### Dataset rows
+++++
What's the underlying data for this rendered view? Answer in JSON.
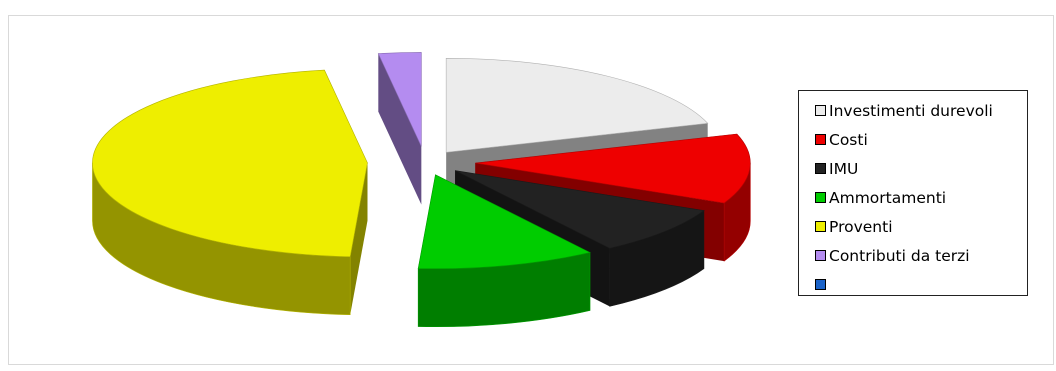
{
  "chart_data": {
    "type": "pie",
    "style": "3d-exploded",
    "legend": "right",
    "slices": [
      {
        "label": "Investimenti durevoli",
        "value": 20,
        "color": "#ececec"
      },
      {
        "label": "Costi",
        "value": 12,
        "color": "#ee0000"
      },
      {
        "label": "IMU",
        "value": 8.5,
        "color": "#222222"
      },
      {
        "label": "Ammortamenti",
        "value": 10.5,
        "color": "#00cc00"
      },
      {
        "label": "Proventi",
        "value": 46.5,
        "color": "#eeee00"
      },
      {
        "label": "Contributi da terzi",
        "value": 2.5,
        "color": "#b48cf0"
      },
      {
        "label": "",
        "value": 0,
        "color": "#1a62c8"
      }
    ]
  }
}
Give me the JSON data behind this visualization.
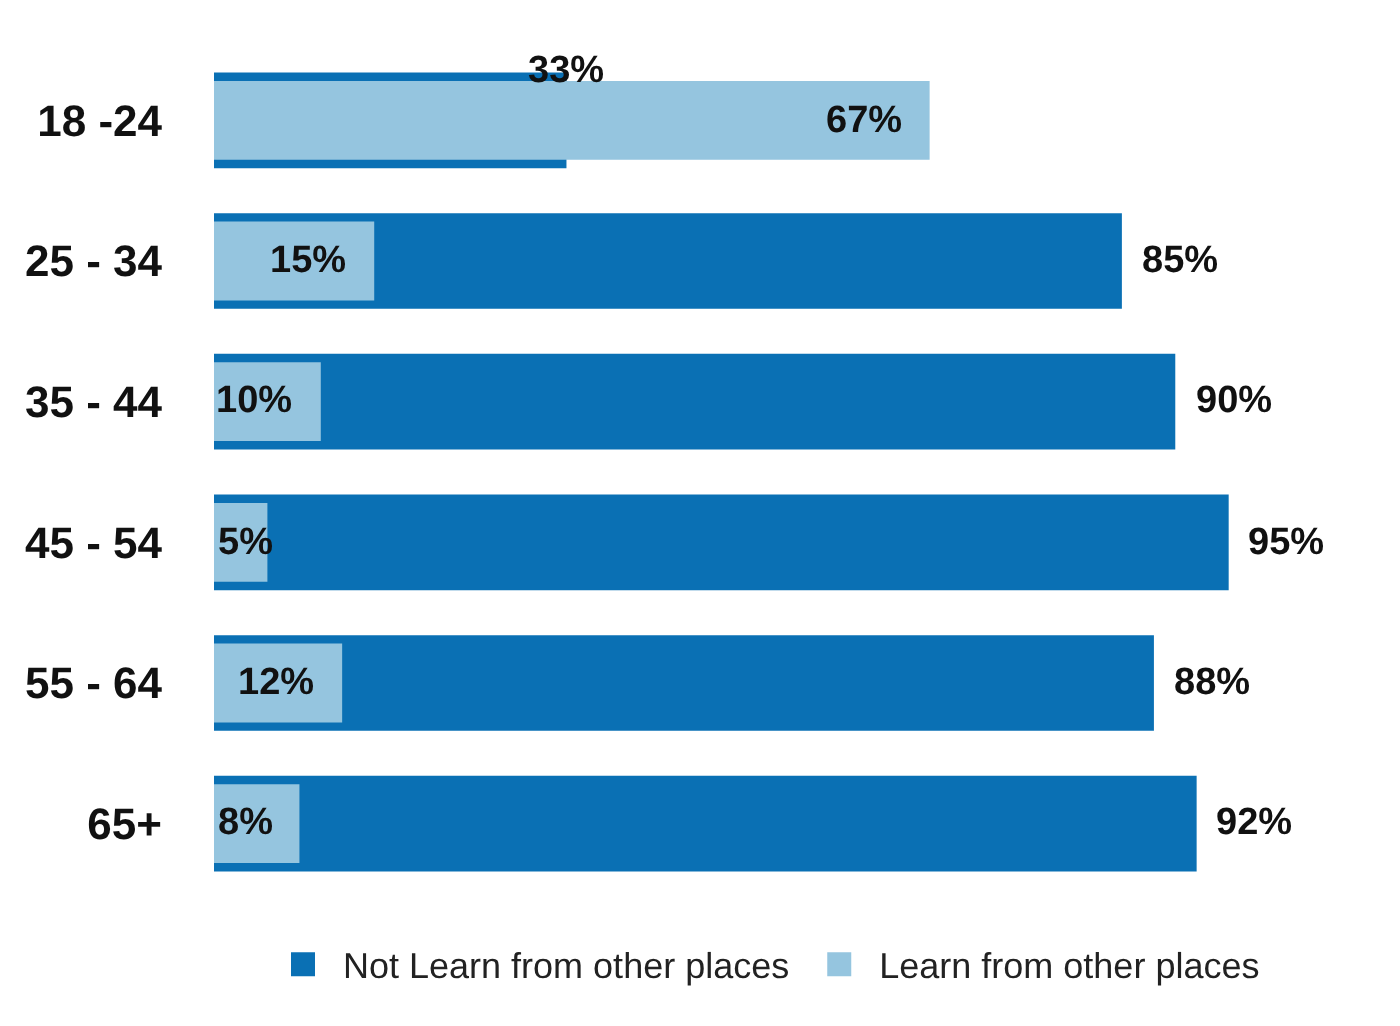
{
  "chart_data": {
    "type": "bar",
    "orientation": "horizontal",
    "categories": [
      "18 -24",
      "25 - 34",
      "35 - 44",
      "45 - 54",
      "55 - 64",
      "65+"
    ],
    "series": [
      {
        "name": "Not Learn from other places",
        "color": "#0a70b4",
        "values": [
          33,
          85,
          90,
          95,
          88,
          92
        ],
        "value_labels": [
          "33%",
          "85%",
          "90%",
          "95%",
          "88%",
          "92%"
        ]
      },
      {
        "name": "Learn from other places",
        "color": "#95c5df",
        "values": [
          67,
          15,
          10,
          5,
          12,
          8
        ],
        "value_labels": [
          "67%",
          "15%",
          "10%",
          "5%",
          "12%",
          "8%"
        ]
      }
    ],
    "legend": "bottom"
  }
}
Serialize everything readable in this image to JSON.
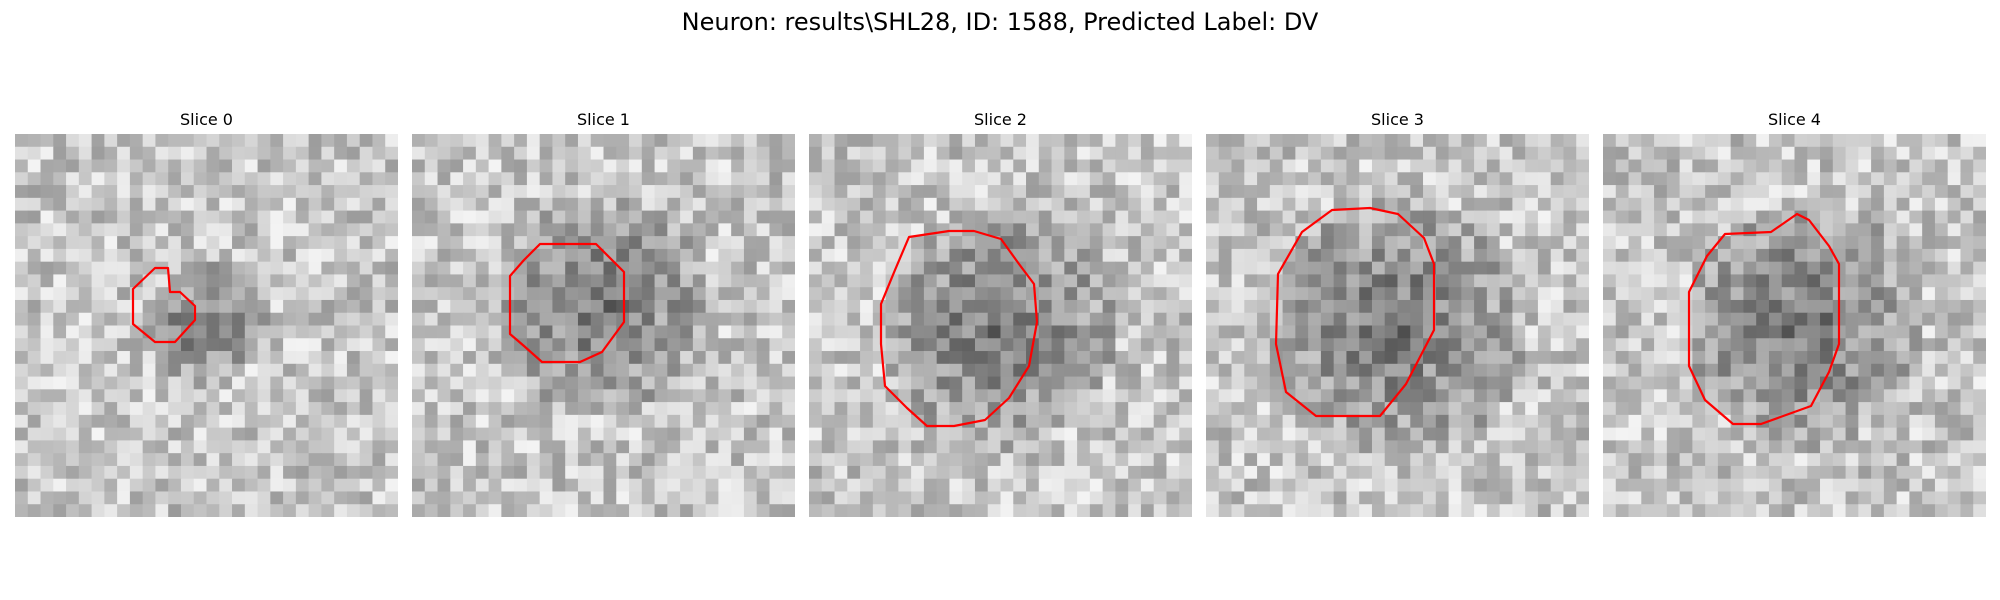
{
  "figure": {
    "title": "Neuron: results\\SHL28, ID: 1588, Predicted Label: DV"
  },
  "panels": [
    {
      "title": "Slice 0",
      "seed": 11
    },
    {
      "title": "Slice 1",
      "seed": 23
    },
    {
      "title": "Slice 2",
      "seed": 37
    },
    {
      "title": "Slice 3",
      "seed": 53
    },
    {
      "title": "Slice 4",
      "seed": 71
    }
  ],
  "image": {
    "grid": 30,
    "colormap": "gray",
    "contour_color": "#ff0000"
  }
}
+++++
### What to do
Copy every line of the listing where the word "this" appears.

### Task solution
What's the underlying data for this rendered view? Answer in JSON.
Give me the JSON data behind this visualization.
Serialize everything readable in this image to JSON.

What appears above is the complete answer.